Problem requirements: Quote all entries in full, exactly.
+++ Supplied information
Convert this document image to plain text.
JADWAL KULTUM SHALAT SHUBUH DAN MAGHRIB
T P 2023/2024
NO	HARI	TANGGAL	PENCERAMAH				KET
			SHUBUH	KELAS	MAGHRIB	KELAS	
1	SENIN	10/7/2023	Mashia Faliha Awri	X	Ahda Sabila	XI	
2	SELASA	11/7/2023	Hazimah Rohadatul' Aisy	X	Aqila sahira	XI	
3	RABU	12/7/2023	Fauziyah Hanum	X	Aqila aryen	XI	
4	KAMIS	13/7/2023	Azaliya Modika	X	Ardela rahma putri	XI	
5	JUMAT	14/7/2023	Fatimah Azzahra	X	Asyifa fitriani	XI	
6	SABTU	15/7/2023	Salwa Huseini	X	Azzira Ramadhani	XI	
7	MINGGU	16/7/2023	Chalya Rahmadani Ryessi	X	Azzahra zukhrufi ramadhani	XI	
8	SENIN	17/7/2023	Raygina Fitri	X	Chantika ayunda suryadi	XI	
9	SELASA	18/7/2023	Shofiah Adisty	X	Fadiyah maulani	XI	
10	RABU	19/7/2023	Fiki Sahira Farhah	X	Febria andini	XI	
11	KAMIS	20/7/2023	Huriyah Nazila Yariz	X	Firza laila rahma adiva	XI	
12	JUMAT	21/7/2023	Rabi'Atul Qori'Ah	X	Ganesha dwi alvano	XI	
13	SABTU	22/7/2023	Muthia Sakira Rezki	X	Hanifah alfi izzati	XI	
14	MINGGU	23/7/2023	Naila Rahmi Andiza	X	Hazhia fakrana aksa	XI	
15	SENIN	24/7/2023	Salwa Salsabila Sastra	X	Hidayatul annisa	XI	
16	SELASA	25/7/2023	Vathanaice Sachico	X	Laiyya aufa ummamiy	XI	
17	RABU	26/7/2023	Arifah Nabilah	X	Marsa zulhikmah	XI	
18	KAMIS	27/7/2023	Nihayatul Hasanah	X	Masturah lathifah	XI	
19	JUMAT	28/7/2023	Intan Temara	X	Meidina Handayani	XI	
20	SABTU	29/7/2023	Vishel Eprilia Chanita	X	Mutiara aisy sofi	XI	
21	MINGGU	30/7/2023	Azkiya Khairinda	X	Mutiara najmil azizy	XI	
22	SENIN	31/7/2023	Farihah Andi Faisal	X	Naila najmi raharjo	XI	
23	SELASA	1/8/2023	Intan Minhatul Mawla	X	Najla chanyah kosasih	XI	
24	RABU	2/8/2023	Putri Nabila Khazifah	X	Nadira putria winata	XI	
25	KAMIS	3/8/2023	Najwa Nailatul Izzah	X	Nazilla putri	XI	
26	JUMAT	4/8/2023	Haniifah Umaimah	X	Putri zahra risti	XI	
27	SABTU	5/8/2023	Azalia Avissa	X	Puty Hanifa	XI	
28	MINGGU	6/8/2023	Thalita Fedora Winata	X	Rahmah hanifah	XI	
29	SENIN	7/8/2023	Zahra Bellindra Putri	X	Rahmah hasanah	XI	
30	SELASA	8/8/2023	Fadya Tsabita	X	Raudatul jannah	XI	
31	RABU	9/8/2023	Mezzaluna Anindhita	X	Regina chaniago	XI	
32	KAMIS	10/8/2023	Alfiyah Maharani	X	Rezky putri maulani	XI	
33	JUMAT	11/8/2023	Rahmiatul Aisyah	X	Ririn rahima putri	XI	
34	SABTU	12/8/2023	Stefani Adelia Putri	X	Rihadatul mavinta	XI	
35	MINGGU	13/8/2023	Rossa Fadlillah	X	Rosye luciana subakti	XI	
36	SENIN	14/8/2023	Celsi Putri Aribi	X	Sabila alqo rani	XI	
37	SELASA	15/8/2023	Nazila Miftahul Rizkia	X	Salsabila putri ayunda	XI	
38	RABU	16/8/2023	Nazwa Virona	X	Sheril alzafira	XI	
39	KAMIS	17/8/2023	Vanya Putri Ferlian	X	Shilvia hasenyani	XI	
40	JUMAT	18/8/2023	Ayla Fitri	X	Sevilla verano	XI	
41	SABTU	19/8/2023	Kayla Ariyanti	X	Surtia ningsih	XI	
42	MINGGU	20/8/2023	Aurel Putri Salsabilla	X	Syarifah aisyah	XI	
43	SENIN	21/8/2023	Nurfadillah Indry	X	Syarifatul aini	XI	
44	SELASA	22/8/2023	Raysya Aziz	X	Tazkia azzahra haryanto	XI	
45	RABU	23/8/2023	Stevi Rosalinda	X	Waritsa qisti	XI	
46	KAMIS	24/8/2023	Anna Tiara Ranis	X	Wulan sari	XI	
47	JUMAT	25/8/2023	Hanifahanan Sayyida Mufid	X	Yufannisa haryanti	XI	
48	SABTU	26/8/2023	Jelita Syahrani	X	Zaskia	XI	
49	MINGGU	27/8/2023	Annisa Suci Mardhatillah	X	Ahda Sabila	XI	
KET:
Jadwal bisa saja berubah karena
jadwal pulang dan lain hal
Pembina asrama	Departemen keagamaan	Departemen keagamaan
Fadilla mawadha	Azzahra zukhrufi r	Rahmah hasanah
++++++
Output of the exercise:
Convert this document image to plain text.
JADWAL KULTUM SHALAT SHUBUH DAN MAGHRIB
T P 2023/2024
NO	HARI	TANGGAL	PENCERAMAH				KET
			SHUBUH	KELAS	MAGHRIB	KELAS	
1	SENIN	10/7/2023	Mashia Faliha Awri	X	Ahda Sabila	XI	
2	SELASA	11/7/2023	Hazimah Rohadatul' Aisy	X	Aqila sahira	XI	
3	RABU	12/7/2023	Fauziyah Hanum	X	Aqila aryen	XI	
4	KAMIS	13/7/2023	Azaliya Modika	X	Ardela rahma putri	XI	
5	JUMAT	14/7/2023	Fatimah Azzahra	X	Asyifa fitriani	XI	
6	SABTU	15/7/2023	Salwa Huseini	X	Azzira Ramadhani	XI	
7	MINGGU	16/7/2023	Chalya Rahmadani Ryessi	X	Azzahra zukhrufi ramadhani	XI	
8	SENIN	17/7/2023	Raygina Fitri	X	Chantika ayunda suryadi	XI	
9	SELASA	18/7/2023	Shofiah Adisty	X	Fadiyah maulani	XI	
10	RABU	19/7/2023	Fiki Sahira Farhah	X	Febria andini	XI	
11	KAMIS	20/7/2023	Huriyah Nazila Yariz	X	Firza laila rahma adiva	XI	
12	JUMAT	21/7/2023	Rabi'Atul Qori'Ah	X	Ganesha dwi alvano	XI	
13	SABTU	22/7/2023	Muthia Sakira Rezki	X	Hanifah alfi izzati	XI	
14	MINGGU	23/7/2023	Naila Rahmi Andiza	X	Hazhia fakrana aksa	XI	
15	SENIN	24/7/2023	Salwa Salsabila Sastra	X	Hidayatul annisa	XI	
16	SELASA	25/7/2023	Vathanaice Sachico	X	Laiyya aufa ummamiy	XI	
17	RABU	26/7/2023	Arifah Nabilah	X	Marsa zulhikmah	XI	
18	KAMIS	27/7/2023	Nihayatul Hasanah	X	Masturah lathifah	XI	
19	JUMAT	28/7/2023	Intan Temara	X	Meidina Handayani	XI	
20	SABTU	29/7/2023	Vishel Eprilia Chanita	X	Mutiara aisy sofi	XI	
21	MINGGU	30/7/2023	Azkiya Khairinda	X	Mutiara najmil azizy	XI	
22	SENIN	31/7/2023	Farihah Andi Faisal	X	Naila najmi raharjo	XI	
23	SELASA	1/8/2023	Intan Minhatul Mawla	X	Najla chanyah kosasih	XI	
24	RABU	2/8/2023	Putri Nabila Khazifah	X	Nadira putria winata	XI	
25	KAMIS	3/8/2023	Najwa Nailatul Izzah	X	Nazilla putri	XI	
26	JUMAT	4/8/2023	Haniifah Umaimah	X	Putri zahra risti	XI	
27	SABTU	5/8/2023	Azalia Avissa	X	Puty Hanifa	XI	
28	MINGGU	6/8/2023	Thalita Fedora Winata	X	Rahmah hanifah	XI	
29	SENIN	7/8/2023	Zahra Bellindra Putri	X	Rahmah hasanah	XI	
30	SELASA	8/8/2023	Fadya Tsabita	X	Raudatul jannah	XI	
31	RABU	9/8/2023	Mezzaluna Anindhita	X	Regina chaniago	XI	
32	KAMIS	10/8/2023	Alfiyah Maharani	X	Rezky putri maulani	XI	
33	JUMAT	11/8/2023	Rahmiatul Aisyah	X	Ririn rahima putri	XI	
34	SABTU	12/8/2023	Stefani Adelia Putri	X	Rihadatul mavinta	XI	
35	MINGGU	13/8/2023	Rossa Fadlillah	X	Rosye luciana subakti	XI	
36	SENIN	14/8/2023	Celsi Putri Aribi	X	Sabila alqo rani	XI	
37	SELASA	15/8/2023	Nazila Miftahul Rizkia	X	Salsabila putri ayunda	XI	
38	RABU	16/8/2023	Nazwa Virona	X	Sheril alzafira	XI	
39	KAMIS	17/8/2023	Vanya Putri Ferlian	X	Shilvia hasenyani	XI	
40	JUMAT	18/8/2023	Ayla Fitri	X	Sevilla verano	XI	
41	SABTU	19/8/2023	Kayla Ariyanti	X	Surtia ningsih	XI	
42	MINGGU	20/8/2023	Aurel Putri Salsabilla	X	Syarifah aisyah	XI	
43	SENIN	21/8/2023	Nurfadillah Indry	X	Syarifatul aini	XI	
44	SELASA	22/8/2023	Raysya Aziz	X	Tazkia azzahra haryanto	XI	
45	RABU	23/8/2023	Stevi Rosalinda	X	Waritsa qisti	XI	
46	KAMIS	24/8/2023	Anna Tiara Ranis	X	Wulan sari	XI	
47	JUMAT	25/8/2023	Hanifahanan Sayyida Mufid	X	Yufannisa haryanti	XI	
48	SABTU	26/8/2023	Jelita Syahrani	X	Zaskia	XI	
49	MINGGU	27/8/2023	Annisa Suci Mardhatillah	X	Ahda Sabila	XI	
KET:
Jadwal bisa saja berubah karena
jadwal pulang dan lain hal
Pembina asrama	Departemen keagamaan	Departemen keagamaan
Fadilla mawadha	Azzahra zukhrufi r	Rahmah hasanah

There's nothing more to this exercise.